EXERCISE =>
Collect every line of the records below that contains the word "JSON".

Records excerpted from a collection
* * * * * * *
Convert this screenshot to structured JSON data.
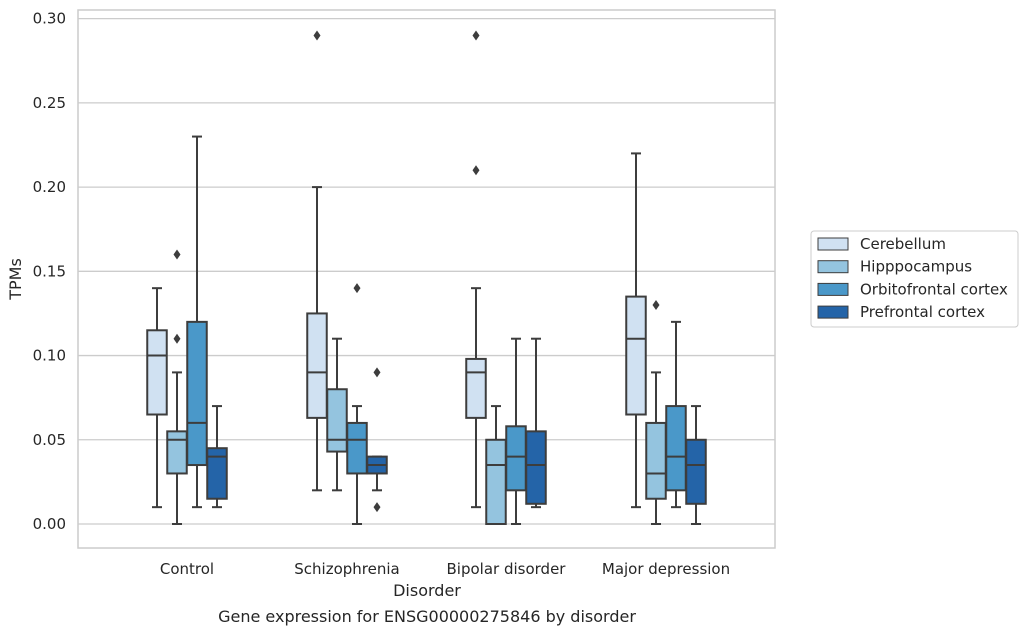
{
  "chart_data": {
    "type": "boxplot",
    "caption": "Gene expression for ENSG00000275846 by disorder",
    "xlabel": "Disorder",
    "ylabel": "TPMs",
    "ylim": [
      -0.014,
      0.305
    ],
    "yticks": [
      0.0,
      0.05,
      0.1,
      0.15,
      0.2,
      0.25,
      0.3
    ],
    "ytick_labels": [
      "0.00",
      "0.05",
      "0.10",
      "0.15",
      "0.20",
      "0.25",
      "0.30"
    ],
    "grid": "horizontal",
    "legend_position": "right",
    "categories": [
      "Control",
      "Schizophrenia",
      "Bipolar disorder",
      "Major depression"
    ],
    "series": [
      {
        "name": "Cerebellum",
        "color": "#d0e1f2",
        "boxes": [
          {
            "whisker_low": 0.01,
            "q1": 0.065,
            "median": 0.1,
            "q3": 0.115,
            "whisker_high": 0.14,
            "outliers": []
          },
          {
            "whisker_low": 0.02,
            "q1": 0.063,
            "median": 0.09,
            "q3": 0.125,
            "whisker_high": 0.2,
            "outliers": [
              0.29
            ]
          },
          {
            "whisker_low": 0.01,
            "q1": 0.063,
            "median": 0.09,
            "q3": 0.098,
            "whisker_high": 0.14,
            "outliers": [
              0.21,
              0.29
            ]
          },
          {
            "whisker_low": 0.01,
            "q1": 0.065,
            "median": 0.11,
            "q3": 0.135,
            "whisker_high": 0.22,
            "outliers": []
          }
        ]
      },
      {
        "name": "Hipppocampus",
        "color": "#94c4df",
        "boxes": [
          {
            "whisker_low": 0.0,
            "q1": 0.03,
            "median": 0.05,
            "q3": 0.055,
            "whisker_high": 0.09,
            "outliers": [
              0.11,
              0.16
            ]
          },
          {
            "whisker_low": 0.02,
            "q1": 0.043,
            "median": 0.05,
            "q3": 0.08,
            "whisker_high": 0.11,
            "outliers": []
          },
          {
            "whisker_low": 0.0,
            "q1": 0.0,
            "median": 0.035,
            "q3": 0.05,
            "whisker_high": 0.07,
            "outliers": []
          },
          {
            "whisker_low": 0.0,
            "q1": 0.015,
            "median": 0.03,
            "q3": 0.06,
            "whisker_high": 0.09,
            "outliers": [
              0.13
            ]
          }
        ]
      },
      {
        "name": "Orbitofrontal cortex",
        "color": "#4a98c9",
        "boxes": [
          {
            "whisker_low": 0.01,
            "q1": 0.035,
            "median": 0.06,
            "q3": 0.12,
            "whisker_high": 0.23,
            "outliers": []
          },
          {
            "whisker_low": 0.0,
            "q1": 0.03,
            "median": 0.05,
            "q3": 0.06,
            "whisker_high": 0.07,
            "outliers": [
              0.14
            ]
          },
          {
            "whisker_low": 0.0,
            "q1": 0.02,
            "median": 0.04,
            "q3": 0.058,
            "whisker_high": 0.11,
            "outliers": []
          },
          {
            "whisker_low": 0.01,
            "q1": 0.02,
            "median": 0.04,
            "q3": 0.07,
            "whisker_high": 0.12,
            "outliers": []
          }
        ]
      },
      {
        "name": "Prefrontal cortex",
        "color": "#2464a8",
        "boxes": [
          {
            "whisker_low": 0.01,
            "q1": 0.015,
            "median": 0.04,
            "q3": 0.045,
            "whisker_high": 0.07,
            "outliers": []
          },
          {
            "whisker_low": 0.02,
            "q1": 0.03,
            "median": 0.035,
            "q3": 0.04,
            "whisker_high": 0.04,
            "outliers": [
              0.01,
              0.09
            ]
          },
          {
            "whisker_low": 0.01,
            "q1": 0.012,
            "median": 0.035,
            "q3": 0.055,
            "whisker_high": 0.11,
            "outliers": []
          },
          {
            "whisker_low": 0.0,
            "q1": 0.012,
            "median": 0.035,
            "q3": 0.05,
            "whisker_high": 0.07,
            "outliers": []
          }
        ]
      }
    ]
  }
}
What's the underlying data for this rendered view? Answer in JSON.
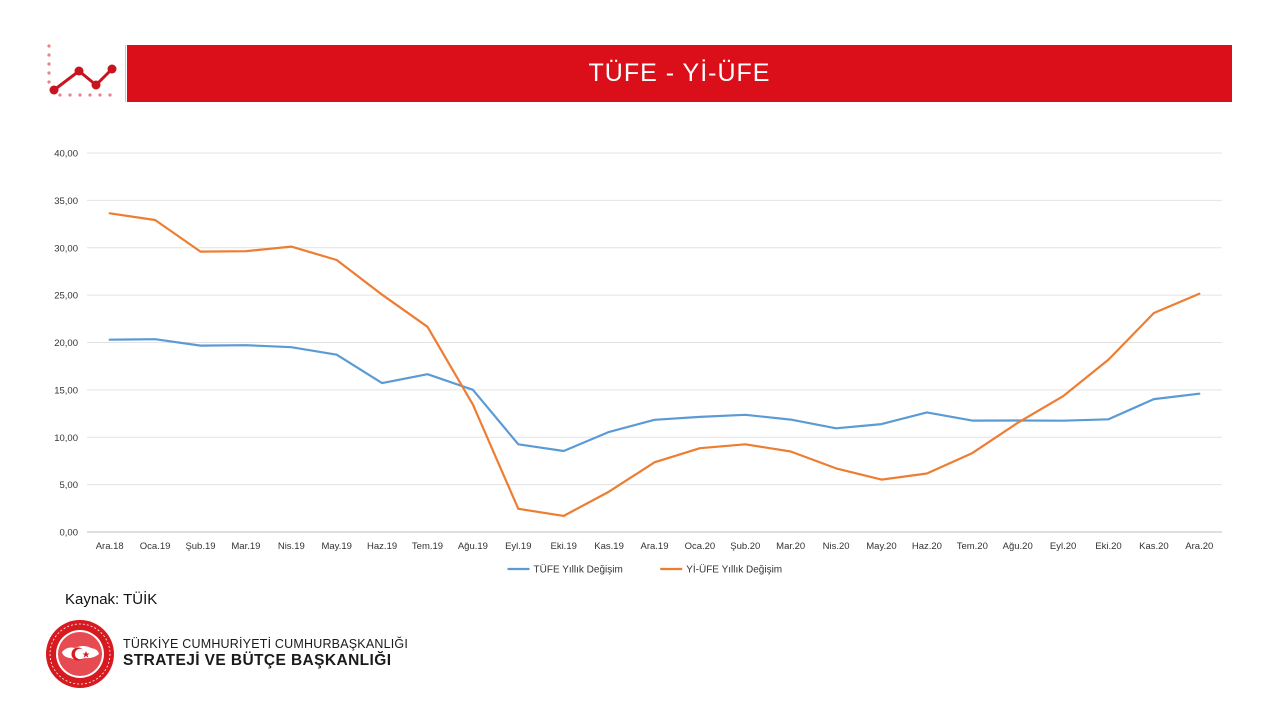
{
  "header": {
    "title": "TÜFE - Yİ-ÜFE",
    "accent_color": "#db0f1a",
    "icon": "line-chart-icon"
  },
  "chart_data": {
    "type": "line",
    "categories": [
      "Ara.18",
      "Oca.19",
      "Şub.19",
      "Mar.19",
      "Nis.19",
      "May.19",
      "Haz.19",
      "Tem.19",
      "Ağu.19",
      "Eyl.19",
      "Eki.19",
      "Kas.19",
      "Ara.19",
      "Oca.20",
      "Şub.20",
      "Mar.20",
      "Nis.20",
      "May.20",
      "Haz.20",
      "Tem.20",
      "Ağu.20",
      "Eyl.20",
      "Eki.20",
      "Kas.20",
      "Ara.20"
    ],
    "series": [
      {
        "name": "TÜFE Yıllık Değişim",
        "color": "#5b9bd5",
        "values": [
          20.3,
          20.35,
          19.67,
          19.71,
          19.5,
          18.71,
          15.72,
          16.65,
          15.01,
          9.26,
          8.55,
          10.56,
          11.84,
          12.15,
          12.37,
          11.86,
          10.94,
          11.39,
          12.62,
          11.76,
          11.77,
          11.75,
          11.89,
          14.03,
          14.6
        ]
      },
      {
        "name": "Yİ-ÜFE Yıllık Değişim",
        "color": "#ed7d31",
        "values": [
          33.64,
          32.93,
          29.59,
          29.64,
          30.12,
          28.71,
          25.04,
          21.66,
          13.45,
          2.45,
          1.7,
          4.26,
          7.36,
          8.84,
          9.26,
          8.5,
          6.71,
          5.53,
          6.17,
          8.33,
          11.53,
          14.33,
          18.2,
          23.11,
          25.15
        ]
      }
    ],
    "y_ticks": [
      "0,00",
      "5,00",
      "10,00",
      "15,00",
      "20,00",
      "25,00",
      "30,00",
      "35,00",
      "40,00"
    ],
    "ylim": [
      0,
      40
    ],
    "grid": true,
    "legend_position": "bottom"
  },
  "source": "Kaynak: TÜİK",
  "footer": {
    "logo_icon": "presidency-seal-icon",
    "org_line1": "TÜRKİYE CUMHURİYETİ CUMHURBAŞKANLIĞI",
    "org_line2": "STRATEJİ VE BÜTÇE BAŞKANLIĞI"
  }
}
* * * * * * *
RESPONSE =>
Convert this screenshot to structured JSON data.
What's the underlying data for this rendered view? Answer in JSON.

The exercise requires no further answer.